Start of Data section

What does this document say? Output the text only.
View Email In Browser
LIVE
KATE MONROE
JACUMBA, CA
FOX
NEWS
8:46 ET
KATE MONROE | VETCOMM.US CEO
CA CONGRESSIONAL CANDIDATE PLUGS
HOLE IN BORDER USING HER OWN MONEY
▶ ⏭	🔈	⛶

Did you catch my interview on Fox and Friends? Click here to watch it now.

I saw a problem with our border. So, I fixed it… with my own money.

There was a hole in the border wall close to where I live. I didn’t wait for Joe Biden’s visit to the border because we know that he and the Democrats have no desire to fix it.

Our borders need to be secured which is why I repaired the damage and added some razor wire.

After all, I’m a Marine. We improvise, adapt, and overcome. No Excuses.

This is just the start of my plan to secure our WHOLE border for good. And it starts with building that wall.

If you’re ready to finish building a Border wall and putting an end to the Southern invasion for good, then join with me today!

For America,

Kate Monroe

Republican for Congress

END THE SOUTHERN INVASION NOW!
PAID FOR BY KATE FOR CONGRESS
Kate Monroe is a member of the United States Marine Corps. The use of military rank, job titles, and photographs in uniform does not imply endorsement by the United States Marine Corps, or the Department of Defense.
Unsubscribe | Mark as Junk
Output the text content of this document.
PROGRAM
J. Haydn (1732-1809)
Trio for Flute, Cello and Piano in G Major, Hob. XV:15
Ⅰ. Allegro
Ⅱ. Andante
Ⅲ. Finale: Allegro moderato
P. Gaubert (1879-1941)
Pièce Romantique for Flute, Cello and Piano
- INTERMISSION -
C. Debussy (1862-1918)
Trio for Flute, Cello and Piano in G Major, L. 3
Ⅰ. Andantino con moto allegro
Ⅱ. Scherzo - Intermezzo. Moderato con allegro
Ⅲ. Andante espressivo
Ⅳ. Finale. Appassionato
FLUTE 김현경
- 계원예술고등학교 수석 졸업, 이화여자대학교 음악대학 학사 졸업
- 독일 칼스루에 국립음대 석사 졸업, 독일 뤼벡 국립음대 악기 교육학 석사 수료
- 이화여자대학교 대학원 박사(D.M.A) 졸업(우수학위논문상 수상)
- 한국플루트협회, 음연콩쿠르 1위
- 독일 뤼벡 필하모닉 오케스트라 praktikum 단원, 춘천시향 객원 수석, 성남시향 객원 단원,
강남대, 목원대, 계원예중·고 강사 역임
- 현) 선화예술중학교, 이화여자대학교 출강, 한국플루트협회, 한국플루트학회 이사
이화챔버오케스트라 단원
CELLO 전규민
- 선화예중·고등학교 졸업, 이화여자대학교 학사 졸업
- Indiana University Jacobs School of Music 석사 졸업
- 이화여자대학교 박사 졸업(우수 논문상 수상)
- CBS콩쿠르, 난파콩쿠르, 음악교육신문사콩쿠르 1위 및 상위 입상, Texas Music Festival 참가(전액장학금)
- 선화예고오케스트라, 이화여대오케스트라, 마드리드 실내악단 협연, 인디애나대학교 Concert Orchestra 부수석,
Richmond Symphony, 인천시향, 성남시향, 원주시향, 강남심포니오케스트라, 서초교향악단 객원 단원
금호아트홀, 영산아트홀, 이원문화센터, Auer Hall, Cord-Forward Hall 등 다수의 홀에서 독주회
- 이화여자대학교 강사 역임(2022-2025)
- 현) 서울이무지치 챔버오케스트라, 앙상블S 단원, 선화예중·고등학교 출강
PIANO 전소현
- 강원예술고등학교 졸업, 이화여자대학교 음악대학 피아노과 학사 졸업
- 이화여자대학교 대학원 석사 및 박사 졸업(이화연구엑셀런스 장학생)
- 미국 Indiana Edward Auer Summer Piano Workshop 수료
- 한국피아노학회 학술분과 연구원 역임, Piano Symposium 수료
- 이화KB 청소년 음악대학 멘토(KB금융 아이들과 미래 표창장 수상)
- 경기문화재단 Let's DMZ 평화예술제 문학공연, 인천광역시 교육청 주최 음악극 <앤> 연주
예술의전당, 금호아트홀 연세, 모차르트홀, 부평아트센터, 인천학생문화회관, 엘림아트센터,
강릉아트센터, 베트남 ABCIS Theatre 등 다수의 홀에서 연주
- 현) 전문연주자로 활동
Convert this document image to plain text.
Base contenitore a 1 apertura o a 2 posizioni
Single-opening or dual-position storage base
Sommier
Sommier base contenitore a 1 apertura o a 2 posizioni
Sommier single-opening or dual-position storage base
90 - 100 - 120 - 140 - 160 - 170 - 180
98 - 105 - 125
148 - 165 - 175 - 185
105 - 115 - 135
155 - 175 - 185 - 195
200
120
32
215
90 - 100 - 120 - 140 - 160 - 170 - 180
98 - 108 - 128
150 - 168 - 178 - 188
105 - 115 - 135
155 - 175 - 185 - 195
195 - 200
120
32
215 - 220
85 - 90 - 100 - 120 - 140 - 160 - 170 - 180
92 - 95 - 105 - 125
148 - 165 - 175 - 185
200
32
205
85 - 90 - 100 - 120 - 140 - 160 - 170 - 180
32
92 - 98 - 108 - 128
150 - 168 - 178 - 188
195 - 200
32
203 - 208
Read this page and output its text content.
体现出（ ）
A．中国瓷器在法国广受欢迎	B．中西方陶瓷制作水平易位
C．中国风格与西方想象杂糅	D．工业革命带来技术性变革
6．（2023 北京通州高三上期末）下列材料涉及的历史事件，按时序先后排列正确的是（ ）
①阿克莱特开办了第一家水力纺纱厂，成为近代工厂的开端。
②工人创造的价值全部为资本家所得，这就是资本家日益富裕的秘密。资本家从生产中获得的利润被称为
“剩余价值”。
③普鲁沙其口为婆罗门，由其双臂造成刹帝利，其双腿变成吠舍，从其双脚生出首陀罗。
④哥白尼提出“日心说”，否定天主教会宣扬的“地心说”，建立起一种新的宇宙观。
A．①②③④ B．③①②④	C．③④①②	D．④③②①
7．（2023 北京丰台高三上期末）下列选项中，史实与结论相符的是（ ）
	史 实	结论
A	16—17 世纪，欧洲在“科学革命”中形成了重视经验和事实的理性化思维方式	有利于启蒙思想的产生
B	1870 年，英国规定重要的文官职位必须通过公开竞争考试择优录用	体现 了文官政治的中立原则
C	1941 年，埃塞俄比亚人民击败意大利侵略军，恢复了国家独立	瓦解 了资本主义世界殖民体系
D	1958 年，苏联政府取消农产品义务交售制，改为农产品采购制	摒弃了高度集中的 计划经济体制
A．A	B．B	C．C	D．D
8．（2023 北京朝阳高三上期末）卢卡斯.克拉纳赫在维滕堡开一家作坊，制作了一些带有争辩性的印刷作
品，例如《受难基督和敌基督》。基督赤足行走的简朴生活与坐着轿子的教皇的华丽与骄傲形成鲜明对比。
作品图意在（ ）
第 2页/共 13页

End of Data section

From the records above, pull out every line containing the word "Sommier".

Sommier
Sommier base contenitore a 1 apertura o a 2 posizioni
Sommier single-opening or dual-position storage base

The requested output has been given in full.